* WHAT THE TASK ASKS: Rename "candle-body-up" to "bullish-body" in the records from the first line through the line holding "candle-body-up: [380, 326, 392, 340]", inclusive. Return only those lines, with nothing else changed.

* PROVIDED DATA:

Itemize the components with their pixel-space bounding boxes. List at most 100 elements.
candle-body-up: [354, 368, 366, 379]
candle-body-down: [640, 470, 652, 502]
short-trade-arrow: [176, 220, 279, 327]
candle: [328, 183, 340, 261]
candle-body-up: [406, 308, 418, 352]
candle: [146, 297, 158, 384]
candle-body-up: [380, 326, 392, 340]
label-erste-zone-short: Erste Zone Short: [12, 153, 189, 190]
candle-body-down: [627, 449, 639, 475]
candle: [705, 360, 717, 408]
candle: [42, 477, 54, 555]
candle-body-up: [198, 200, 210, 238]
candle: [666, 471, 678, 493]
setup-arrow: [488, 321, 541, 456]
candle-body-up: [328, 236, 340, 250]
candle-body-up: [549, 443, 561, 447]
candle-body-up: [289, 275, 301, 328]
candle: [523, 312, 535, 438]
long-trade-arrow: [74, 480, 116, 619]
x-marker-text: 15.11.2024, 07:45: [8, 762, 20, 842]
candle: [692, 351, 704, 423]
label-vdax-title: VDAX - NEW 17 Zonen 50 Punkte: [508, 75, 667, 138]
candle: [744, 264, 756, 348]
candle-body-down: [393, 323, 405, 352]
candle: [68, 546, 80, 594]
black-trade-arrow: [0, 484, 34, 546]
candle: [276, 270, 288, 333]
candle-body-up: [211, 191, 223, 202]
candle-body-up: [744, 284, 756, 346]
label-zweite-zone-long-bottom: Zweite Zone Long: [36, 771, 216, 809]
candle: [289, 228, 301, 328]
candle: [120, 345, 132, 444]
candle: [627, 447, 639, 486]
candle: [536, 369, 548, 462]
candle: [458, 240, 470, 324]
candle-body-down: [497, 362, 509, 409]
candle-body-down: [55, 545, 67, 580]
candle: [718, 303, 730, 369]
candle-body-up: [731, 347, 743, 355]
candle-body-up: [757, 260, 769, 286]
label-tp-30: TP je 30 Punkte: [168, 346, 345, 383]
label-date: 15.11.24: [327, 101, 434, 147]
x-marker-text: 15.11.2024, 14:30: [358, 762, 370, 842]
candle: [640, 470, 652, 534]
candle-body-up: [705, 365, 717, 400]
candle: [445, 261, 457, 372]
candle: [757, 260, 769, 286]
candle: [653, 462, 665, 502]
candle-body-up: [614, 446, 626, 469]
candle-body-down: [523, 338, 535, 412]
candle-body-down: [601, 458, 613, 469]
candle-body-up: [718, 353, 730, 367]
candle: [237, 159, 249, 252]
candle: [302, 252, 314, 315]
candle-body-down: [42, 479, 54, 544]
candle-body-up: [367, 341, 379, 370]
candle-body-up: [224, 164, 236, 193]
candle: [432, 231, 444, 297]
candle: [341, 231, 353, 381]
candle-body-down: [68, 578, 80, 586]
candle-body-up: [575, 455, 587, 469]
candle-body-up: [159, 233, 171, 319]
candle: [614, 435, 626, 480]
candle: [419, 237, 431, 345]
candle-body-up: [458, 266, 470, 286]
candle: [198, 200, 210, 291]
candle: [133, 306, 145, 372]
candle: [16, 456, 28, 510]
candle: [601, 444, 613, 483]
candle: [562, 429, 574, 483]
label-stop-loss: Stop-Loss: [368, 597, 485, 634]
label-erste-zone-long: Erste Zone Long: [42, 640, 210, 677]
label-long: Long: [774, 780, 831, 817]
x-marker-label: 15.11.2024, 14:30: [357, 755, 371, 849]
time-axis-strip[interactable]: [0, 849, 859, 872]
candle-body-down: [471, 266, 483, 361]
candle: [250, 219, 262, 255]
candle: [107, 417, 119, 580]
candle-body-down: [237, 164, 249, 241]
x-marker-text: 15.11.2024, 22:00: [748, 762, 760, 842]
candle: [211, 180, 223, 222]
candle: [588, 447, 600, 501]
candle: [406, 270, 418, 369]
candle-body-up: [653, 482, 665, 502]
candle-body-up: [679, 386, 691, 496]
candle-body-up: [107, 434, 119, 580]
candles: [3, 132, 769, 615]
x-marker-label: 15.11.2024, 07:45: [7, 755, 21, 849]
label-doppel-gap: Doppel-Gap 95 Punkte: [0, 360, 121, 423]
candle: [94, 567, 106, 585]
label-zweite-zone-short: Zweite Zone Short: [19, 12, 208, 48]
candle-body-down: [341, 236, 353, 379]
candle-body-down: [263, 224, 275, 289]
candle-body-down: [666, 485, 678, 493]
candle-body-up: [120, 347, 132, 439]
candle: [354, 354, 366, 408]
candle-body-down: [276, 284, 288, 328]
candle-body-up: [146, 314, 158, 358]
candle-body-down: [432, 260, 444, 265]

* OUTPUT OF THE EXERCISE:
Itemize the components with their pixel-space bounding boxes. List at most 100 elements.
bullish-body: [354, 368, 366, 379]
candle-body-down: [640, 470, 652, 502]
short-trade-arrow: [176, 220, 279, 327]
candle: [328, 183, 340, 261]
bullish-body: [406, 308, 418, 352]
candle: [146, 297, 158, 384]
bullish-body: [380, 326, 392, 340]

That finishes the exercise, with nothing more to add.